◆ Objective
Copy out each line containing "name" from the entries below.

□ □ □ □ □ □ □

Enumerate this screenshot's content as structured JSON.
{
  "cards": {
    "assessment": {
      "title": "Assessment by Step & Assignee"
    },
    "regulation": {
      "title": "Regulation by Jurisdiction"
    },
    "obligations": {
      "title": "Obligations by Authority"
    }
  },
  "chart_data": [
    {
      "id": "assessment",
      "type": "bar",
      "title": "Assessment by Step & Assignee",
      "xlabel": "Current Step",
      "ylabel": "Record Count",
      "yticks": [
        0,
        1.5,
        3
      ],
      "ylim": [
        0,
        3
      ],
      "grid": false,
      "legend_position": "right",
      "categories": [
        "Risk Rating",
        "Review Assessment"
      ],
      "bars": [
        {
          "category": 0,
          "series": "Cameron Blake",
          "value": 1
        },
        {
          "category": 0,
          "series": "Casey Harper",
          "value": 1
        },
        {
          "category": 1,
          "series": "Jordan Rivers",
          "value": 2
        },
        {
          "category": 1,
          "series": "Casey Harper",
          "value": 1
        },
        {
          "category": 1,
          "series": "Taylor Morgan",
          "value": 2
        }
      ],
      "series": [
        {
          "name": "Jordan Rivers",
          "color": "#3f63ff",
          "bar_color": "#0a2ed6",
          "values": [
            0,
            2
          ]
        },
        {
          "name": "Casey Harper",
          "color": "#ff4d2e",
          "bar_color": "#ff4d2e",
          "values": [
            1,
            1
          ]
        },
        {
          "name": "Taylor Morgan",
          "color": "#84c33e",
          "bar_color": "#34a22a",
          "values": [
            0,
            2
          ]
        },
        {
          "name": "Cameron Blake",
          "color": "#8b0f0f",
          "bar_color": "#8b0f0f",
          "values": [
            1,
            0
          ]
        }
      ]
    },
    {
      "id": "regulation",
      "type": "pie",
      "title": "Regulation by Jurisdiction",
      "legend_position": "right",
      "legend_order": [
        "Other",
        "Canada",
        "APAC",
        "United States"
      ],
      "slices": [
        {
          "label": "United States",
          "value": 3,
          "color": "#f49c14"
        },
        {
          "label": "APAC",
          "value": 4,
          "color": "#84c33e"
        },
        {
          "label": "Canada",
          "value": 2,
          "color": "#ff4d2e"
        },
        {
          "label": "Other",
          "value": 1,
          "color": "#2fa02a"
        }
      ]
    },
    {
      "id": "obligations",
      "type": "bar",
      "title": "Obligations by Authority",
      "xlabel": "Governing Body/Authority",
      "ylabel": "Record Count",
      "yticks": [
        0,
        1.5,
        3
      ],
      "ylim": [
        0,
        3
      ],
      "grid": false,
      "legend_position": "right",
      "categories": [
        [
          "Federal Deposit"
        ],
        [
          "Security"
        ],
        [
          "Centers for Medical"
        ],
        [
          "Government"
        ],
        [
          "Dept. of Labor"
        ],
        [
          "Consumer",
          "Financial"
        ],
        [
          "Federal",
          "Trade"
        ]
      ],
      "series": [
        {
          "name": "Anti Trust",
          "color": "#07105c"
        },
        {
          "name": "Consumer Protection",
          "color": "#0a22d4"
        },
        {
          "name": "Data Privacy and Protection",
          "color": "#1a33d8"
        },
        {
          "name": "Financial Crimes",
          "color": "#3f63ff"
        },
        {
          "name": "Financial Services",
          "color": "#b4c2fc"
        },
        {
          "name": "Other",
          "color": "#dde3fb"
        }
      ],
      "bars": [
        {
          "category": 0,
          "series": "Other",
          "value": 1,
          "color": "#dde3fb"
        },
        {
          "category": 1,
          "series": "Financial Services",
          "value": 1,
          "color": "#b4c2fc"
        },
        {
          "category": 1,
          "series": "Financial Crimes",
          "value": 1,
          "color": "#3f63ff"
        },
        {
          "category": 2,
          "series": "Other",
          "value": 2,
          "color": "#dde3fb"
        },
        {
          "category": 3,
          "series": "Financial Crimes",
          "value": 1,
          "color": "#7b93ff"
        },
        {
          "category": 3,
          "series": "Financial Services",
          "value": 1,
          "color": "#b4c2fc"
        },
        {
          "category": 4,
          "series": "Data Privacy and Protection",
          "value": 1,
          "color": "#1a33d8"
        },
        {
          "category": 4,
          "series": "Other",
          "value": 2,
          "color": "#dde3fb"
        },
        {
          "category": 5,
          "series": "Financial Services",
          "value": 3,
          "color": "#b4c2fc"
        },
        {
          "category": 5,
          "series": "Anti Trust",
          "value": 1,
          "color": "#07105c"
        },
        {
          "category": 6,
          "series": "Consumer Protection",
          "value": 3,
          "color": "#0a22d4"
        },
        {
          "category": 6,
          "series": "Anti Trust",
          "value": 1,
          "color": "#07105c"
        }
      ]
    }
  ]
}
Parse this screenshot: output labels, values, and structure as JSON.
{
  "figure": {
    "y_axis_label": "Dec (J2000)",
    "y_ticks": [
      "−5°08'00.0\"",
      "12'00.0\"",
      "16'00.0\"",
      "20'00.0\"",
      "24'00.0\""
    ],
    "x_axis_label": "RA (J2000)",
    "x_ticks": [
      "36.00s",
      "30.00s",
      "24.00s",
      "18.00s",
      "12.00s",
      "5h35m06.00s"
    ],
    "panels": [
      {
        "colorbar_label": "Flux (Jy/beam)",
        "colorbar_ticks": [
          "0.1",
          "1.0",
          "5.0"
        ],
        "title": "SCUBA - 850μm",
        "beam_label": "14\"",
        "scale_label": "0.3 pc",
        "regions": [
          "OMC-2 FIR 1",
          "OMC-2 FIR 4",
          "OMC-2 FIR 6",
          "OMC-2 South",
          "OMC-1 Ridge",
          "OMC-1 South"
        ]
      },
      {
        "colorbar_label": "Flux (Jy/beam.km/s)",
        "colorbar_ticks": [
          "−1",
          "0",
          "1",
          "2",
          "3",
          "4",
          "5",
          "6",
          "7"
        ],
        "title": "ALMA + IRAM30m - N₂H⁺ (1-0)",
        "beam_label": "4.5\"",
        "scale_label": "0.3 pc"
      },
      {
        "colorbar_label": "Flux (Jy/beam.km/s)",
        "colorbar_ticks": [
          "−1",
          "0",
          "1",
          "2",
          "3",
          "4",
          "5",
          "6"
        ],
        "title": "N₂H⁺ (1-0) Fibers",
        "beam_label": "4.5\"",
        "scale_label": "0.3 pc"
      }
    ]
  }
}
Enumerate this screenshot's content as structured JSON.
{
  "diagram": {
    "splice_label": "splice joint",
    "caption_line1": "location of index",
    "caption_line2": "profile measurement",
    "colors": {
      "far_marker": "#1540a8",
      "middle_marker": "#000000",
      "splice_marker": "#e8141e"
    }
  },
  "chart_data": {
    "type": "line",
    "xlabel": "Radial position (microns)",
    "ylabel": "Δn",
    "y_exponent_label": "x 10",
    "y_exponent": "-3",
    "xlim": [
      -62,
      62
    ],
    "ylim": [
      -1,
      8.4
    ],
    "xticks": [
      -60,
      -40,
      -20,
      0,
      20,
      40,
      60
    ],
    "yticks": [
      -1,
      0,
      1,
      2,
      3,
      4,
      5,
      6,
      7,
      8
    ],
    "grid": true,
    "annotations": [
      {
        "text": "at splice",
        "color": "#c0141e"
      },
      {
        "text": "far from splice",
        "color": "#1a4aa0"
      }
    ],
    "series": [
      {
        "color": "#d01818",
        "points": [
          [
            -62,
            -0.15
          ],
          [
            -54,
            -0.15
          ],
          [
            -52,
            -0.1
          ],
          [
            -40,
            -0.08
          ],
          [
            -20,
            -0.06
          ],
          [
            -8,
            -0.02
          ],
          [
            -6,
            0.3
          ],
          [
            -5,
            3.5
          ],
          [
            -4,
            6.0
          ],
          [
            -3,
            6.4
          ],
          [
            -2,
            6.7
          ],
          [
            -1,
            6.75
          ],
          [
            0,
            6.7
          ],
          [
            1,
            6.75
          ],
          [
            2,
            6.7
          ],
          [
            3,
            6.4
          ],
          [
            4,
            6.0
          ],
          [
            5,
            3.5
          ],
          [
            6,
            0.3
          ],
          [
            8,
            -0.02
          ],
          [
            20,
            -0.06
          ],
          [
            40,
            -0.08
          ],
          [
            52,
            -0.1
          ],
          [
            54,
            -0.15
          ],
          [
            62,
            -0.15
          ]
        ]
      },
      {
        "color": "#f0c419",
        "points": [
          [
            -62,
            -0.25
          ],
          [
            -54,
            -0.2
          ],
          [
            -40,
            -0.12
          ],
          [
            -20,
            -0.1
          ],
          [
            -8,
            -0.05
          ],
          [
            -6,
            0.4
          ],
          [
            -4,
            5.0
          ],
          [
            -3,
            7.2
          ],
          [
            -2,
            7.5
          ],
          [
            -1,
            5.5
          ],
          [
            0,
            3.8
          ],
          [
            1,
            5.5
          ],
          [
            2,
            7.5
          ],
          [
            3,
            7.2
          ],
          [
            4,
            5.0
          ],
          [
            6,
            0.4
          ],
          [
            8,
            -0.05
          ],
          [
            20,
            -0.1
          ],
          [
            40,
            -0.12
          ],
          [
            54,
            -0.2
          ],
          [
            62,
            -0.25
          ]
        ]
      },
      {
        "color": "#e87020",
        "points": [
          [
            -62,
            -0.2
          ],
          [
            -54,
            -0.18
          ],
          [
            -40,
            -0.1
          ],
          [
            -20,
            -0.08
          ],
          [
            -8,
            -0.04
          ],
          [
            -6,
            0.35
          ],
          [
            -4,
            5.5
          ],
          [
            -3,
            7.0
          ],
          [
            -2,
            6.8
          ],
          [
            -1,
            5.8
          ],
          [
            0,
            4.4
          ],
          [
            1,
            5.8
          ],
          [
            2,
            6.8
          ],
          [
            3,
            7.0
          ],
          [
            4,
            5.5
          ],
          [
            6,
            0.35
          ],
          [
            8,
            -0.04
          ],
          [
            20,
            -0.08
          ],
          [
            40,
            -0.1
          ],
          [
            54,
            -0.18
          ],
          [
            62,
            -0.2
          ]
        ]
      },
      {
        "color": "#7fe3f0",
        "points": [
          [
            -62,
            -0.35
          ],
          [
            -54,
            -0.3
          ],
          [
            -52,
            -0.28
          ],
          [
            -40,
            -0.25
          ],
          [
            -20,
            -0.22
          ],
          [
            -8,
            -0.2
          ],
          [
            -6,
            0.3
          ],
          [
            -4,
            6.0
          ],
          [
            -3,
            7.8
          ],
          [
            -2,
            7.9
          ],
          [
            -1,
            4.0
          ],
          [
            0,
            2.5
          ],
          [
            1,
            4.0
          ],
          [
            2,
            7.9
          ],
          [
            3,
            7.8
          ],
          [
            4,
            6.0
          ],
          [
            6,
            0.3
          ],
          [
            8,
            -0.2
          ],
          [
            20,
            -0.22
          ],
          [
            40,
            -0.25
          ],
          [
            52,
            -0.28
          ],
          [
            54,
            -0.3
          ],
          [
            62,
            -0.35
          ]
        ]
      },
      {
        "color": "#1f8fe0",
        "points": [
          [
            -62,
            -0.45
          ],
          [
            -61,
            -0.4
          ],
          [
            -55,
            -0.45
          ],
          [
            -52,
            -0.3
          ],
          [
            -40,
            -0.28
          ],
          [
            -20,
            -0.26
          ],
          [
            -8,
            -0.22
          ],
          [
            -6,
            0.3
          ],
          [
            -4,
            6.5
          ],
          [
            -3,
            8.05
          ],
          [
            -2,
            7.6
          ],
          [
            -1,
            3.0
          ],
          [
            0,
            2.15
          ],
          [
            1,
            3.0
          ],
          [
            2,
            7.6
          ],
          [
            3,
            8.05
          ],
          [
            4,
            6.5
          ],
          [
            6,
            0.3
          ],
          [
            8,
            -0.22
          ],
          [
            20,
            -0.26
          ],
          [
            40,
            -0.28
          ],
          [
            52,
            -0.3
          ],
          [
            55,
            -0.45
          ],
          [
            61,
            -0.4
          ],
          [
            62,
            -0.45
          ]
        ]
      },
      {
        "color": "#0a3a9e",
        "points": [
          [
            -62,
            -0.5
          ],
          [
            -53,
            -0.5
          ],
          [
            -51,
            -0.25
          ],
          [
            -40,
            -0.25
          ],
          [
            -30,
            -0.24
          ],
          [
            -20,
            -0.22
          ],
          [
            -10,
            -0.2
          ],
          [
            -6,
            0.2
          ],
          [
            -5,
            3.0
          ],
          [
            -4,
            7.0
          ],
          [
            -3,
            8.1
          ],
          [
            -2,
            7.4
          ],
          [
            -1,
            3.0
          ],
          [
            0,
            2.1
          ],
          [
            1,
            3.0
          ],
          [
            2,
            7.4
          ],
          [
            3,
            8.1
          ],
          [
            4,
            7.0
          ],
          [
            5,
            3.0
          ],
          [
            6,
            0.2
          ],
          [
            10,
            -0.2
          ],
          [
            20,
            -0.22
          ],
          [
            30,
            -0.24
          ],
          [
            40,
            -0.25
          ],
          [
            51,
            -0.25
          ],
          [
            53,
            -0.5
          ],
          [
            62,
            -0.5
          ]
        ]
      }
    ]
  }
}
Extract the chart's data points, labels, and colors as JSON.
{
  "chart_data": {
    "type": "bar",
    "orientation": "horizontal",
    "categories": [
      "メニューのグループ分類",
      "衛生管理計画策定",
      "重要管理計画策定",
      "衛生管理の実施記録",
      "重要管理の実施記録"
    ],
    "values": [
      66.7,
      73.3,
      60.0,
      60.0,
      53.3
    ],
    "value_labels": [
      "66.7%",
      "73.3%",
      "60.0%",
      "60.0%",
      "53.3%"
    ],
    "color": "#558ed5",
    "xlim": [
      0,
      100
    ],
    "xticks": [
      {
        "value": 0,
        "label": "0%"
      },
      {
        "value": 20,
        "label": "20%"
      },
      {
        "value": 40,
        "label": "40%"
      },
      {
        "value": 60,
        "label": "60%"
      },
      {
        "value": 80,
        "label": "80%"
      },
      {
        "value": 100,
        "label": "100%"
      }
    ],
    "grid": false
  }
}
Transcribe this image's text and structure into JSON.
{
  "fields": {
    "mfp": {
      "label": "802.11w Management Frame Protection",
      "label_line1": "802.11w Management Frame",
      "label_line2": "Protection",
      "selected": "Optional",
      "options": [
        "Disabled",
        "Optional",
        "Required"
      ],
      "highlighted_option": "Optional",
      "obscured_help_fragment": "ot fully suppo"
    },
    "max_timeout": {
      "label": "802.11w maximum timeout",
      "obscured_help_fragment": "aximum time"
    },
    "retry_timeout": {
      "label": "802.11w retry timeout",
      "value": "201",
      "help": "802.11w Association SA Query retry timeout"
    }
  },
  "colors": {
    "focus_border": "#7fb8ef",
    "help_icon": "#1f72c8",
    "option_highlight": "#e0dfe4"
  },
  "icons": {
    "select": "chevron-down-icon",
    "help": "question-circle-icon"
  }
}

□ □ □ □ □ □ □

◆ Complete output
          "name": "Jordan Rivers",
          "name": "Casey Harper",
          "name": "Taylor Morgan",
          "name": "Cameron Blake",
          "name": "Anti Trust",
          "name": "Consumer Protection",
          "name": "Data Privacy and Protection",
          "name": "Financial Crimes",
          "name": "Financial Services",
          "name": "Other",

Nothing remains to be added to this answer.